Data listing
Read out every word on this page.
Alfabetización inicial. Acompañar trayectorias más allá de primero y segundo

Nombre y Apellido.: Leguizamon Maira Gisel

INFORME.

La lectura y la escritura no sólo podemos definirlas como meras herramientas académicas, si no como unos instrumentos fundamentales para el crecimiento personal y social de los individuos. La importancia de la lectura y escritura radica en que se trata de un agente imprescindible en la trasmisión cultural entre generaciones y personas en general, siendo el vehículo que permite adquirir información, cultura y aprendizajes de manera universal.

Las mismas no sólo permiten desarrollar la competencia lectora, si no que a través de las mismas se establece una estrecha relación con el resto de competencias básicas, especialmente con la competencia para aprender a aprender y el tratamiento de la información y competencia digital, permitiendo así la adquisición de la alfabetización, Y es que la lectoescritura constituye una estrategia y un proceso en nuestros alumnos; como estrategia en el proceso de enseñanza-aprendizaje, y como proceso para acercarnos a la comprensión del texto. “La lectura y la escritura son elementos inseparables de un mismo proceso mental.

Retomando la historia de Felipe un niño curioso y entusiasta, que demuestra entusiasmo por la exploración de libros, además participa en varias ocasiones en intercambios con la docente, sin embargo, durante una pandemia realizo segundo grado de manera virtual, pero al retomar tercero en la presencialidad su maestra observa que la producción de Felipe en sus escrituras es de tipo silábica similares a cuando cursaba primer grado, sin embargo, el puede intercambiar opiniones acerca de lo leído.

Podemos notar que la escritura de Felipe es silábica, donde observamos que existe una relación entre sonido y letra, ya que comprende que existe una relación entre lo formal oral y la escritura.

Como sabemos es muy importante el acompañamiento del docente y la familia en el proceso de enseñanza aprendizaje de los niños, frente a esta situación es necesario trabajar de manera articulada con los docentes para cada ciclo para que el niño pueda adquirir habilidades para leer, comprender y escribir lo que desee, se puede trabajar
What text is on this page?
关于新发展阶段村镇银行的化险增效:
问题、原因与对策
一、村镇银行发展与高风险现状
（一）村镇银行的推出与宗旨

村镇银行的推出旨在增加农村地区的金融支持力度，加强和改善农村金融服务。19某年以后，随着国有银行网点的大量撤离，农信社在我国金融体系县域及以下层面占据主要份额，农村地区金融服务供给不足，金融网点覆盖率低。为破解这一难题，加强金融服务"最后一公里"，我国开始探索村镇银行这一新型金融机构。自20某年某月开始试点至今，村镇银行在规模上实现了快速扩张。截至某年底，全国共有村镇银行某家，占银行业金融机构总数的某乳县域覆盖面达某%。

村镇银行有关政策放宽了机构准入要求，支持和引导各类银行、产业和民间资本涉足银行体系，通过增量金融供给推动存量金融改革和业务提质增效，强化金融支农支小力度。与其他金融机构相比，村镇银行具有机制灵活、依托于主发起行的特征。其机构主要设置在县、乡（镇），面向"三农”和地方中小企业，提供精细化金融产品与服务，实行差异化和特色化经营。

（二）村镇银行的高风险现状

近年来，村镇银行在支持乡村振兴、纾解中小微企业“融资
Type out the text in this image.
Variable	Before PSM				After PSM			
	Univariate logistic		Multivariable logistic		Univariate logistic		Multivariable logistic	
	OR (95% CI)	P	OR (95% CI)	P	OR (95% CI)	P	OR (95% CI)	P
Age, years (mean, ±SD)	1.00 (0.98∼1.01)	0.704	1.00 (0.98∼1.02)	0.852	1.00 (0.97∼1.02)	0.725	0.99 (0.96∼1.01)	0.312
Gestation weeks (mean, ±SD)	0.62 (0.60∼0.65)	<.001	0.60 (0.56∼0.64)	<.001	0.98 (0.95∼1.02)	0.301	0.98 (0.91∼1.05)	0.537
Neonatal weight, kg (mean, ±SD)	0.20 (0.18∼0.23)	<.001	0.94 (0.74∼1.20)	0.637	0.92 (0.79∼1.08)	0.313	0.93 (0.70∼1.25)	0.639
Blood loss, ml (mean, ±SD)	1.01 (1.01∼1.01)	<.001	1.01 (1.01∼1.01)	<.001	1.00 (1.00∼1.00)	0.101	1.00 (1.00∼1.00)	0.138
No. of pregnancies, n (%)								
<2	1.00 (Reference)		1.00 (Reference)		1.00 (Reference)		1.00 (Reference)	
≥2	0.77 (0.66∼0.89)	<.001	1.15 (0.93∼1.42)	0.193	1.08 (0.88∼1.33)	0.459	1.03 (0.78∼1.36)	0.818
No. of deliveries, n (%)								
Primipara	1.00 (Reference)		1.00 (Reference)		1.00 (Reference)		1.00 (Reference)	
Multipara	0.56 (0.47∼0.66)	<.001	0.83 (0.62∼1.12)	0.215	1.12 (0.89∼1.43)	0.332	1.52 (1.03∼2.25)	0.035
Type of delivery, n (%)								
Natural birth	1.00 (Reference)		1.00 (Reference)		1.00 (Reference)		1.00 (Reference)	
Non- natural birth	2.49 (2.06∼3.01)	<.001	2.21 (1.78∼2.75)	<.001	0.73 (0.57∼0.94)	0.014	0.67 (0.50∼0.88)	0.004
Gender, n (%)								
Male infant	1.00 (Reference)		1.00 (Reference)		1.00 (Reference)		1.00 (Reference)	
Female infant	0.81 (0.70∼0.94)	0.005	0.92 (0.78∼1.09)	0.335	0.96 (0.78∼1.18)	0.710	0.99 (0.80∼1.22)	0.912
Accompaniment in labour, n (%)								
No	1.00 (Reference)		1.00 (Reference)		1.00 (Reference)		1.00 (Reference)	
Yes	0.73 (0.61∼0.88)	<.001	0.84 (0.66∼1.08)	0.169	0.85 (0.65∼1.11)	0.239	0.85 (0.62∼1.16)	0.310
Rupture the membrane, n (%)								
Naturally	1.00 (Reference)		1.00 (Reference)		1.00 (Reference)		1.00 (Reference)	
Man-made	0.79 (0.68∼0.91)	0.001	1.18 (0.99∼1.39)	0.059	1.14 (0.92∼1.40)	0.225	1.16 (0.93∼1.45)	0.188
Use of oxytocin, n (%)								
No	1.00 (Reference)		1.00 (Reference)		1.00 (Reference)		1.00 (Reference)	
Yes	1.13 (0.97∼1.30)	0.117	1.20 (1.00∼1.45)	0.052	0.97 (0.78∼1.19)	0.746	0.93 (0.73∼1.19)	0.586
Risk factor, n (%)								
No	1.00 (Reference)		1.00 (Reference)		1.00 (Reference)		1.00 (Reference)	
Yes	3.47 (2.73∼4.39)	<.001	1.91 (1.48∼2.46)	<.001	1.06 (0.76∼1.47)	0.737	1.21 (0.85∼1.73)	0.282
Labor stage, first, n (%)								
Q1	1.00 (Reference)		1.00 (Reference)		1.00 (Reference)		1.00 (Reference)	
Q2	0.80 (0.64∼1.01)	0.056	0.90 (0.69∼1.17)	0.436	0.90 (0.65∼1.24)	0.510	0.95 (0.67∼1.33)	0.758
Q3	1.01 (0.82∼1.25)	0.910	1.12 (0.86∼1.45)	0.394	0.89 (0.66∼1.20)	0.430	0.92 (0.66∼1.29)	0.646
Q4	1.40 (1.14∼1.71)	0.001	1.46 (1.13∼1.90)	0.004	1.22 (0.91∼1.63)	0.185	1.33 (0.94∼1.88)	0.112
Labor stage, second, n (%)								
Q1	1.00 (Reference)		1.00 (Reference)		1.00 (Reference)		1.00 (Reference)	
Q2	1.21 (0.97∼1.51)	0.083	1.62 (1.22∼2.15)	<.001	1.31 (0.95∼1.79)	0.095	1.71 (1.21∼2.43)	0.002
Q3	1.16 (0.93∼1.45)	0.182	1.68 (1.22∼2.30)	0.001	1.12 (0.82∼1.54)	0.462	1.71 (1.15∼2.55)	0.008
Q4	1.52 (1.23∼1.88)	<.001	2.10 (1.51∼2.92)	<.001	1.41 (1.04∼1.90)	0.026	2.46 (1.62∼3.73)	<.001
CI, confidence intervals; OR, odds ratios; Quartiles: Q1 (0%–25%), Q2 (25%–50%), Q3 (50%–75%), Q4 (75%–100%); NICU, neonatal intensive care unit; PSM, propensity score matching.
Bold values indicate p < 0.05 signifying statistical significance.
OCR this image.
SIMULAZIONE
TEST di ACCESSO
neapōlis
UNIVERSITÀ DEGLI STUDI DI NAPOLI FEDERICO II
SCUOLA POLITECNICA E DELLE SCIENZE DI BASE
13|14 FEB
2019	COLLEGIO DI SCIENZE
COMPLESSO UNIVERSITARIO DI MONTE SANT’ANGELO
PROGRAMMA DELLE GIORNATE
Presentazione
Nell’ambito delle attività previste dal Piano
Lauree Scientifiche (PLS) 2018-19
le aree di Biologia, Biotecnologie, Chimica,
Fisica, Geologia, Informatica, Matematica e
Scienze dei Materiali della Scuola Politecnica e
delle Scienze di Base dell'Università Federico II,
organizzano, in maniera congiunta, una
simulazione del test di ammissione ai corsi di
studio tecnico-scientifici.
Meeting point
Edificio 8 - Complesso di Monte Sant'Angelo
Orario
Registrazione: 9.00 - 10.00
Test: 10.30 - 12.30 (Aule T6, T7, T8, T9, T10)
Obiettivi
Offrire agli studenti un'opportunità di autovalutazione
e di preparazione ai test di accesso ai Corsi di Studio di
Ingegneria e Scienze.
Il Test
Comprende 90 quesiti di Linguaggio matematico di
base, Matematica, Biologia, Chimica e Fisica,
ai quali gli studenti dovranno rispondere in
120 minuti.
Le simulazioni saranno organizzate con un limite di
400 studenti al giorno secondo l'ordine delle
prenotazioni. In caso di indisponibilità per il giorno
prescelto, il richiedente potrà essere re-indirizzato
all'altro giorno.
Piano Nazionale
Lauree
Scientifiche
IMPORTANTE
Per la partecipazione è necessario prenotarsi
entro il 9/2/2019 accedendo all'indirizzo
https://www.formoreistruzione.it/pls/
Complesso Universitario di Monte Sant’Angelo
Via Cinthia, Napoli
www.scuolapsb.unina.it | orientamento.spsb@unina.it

#### [Required task]
Copy out every line of the data that includes the word "entre".

#### [Exercise answer]
La lectura y la escritura no sólo podemos definirlas como meras herramientas académicas, si no como unos instrumentos fundamentales para el crecimiento personal y social de los individuos. La importancia de la lectura y escritura radica en que se trata de un agente imprescindible en la trasmisión cultural entre generaciones y personas en general, siendo el vehículo que permite adquirir información, cultura y aprendizajes de manera universal.
Podemos notar que la escritura de Felipe es silábica, donde observamos que existe una relación entre sonido y letra, ya que comprende que existe una relación entre lo formal oral y la escritura.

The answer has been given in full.